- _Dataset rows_

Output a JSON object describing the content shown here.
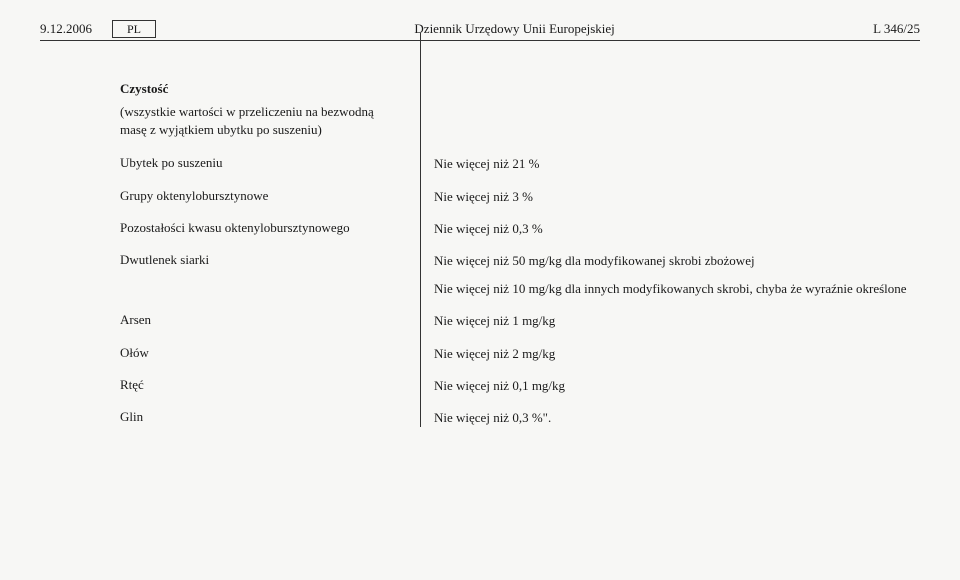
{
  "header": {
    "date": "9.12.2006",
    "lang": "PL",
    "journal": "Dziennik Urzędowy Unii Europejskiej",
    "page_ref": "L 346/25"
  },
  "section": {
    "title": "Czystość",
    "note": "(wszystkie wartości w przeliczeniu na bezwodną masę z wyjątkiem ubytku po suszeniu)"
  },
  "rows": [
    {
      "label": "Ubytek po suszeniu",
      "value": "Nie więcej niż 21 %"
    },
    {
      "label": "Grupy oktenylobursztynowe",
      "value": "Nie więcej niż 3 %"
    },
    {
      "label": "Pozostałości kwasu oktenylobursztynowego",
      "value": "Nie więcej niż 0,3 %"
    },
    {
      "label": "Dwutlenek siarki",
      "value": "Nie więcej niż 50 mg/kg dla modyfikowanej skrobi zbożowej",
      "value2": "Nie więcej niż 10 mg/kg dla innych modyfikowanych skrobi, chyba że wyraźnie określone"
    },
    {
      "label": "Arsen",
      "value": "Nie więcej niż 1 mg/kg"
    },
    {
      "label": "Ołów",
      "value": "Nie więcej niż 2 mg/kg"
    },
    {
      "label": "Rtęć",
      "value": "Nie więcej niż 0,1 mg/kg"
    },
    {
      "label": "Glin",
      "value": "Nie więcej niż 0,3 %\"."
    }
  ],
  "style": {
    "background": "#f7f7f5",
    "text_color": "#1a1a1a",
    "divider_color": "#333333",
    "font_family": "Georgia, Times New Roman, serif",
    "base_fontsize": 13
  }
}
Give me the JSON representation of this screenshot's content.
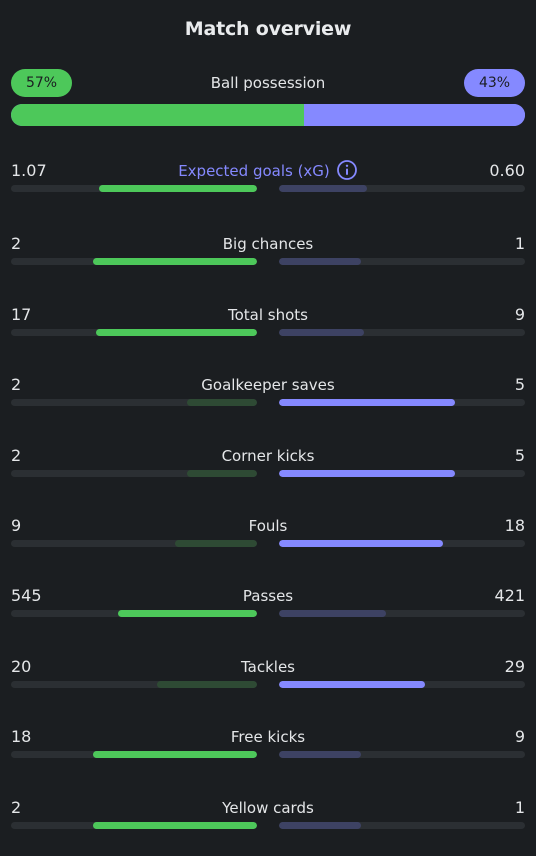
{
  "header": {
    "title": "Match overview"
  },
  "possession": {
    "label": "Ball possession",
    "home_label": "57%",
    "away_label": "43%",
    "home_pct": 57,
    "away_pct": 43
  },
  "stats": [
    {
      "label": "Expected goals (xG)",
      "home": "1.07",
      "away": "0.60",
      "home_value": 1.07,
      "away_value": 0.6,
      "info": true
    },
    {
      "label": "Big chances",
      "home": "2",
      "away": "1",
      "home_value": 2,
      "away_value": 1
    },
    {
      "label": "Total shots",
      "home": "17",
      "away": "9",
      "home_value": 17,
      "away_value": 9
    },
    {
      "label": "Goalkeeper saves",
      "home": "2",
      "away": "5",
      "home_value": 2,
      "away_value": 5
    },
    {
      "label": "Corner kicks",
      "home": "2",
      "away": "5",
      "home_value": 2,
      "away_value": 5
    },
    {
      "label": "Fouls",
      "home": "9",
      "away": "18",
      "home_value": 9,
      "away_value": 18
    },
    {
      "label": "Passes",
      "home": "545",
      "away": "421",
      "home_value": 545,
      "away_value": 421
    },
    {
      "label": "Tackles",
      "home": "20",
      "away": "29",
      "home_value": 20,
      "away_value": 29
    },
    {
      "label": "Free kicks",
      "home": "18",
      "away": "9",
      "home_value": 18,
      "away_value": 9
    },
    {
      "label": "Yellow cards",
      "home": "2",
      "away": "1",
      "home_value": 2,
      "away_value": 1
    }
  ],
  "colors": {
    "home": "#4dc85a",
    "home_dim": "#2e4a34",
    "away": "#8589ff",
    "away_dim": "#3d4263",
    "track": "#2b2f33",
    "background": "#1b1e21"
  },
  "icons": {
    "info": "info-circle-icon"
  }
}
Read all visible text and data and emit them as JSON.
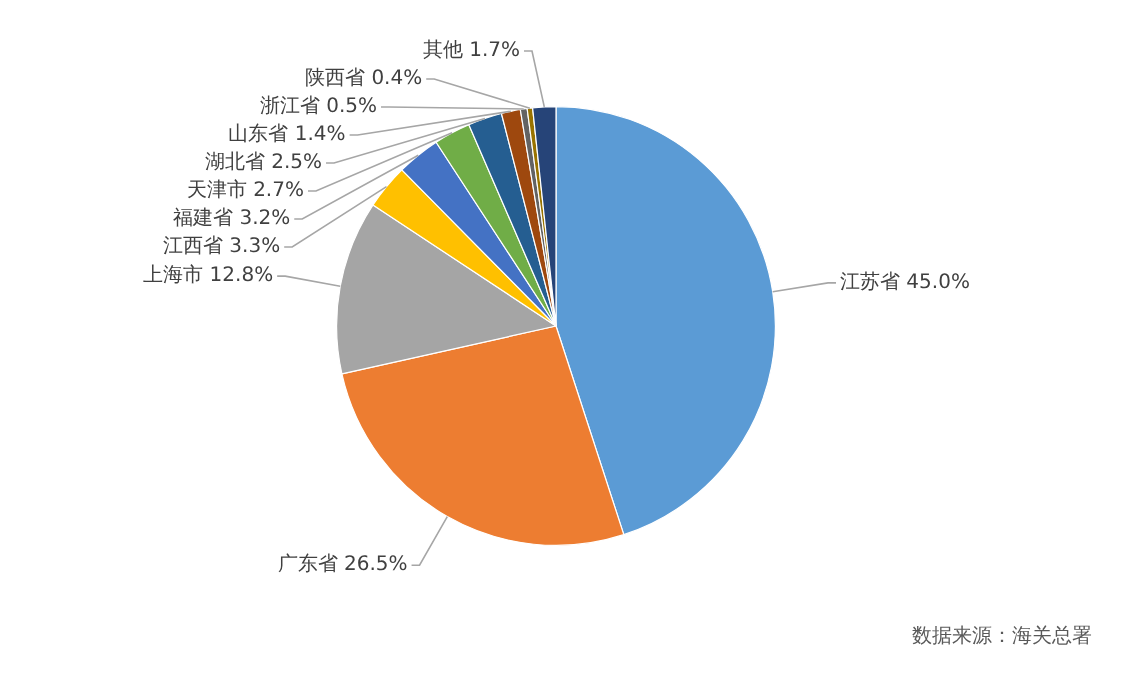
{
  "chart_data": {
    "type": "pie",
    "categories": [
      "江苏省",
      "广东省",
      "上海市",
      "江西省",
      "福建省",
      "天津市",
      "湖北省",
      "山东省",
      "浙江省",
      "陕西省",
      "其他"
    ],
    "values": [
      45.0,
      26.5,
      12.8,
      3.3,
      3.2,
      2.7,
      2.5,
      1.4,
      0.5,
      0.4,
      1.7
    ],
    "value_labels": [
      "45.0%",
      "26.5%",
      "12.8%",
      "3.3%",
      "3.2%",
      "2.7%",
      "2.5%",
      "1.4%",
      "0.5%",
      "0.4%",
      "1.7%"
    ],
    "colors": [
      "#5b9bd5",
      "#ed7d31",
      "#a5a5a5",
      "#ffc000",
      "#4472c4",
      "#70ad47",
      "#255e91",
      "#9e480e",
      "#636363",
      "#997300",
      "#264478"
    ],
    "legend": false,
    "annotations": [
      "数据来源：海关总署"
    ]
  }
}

- _TASK PROMPT_
Of all the lines in the listing above, how many contain the word "skrobi"? Answer with the number alone.

- _RESPONSE TO THIS EXERCISE_
2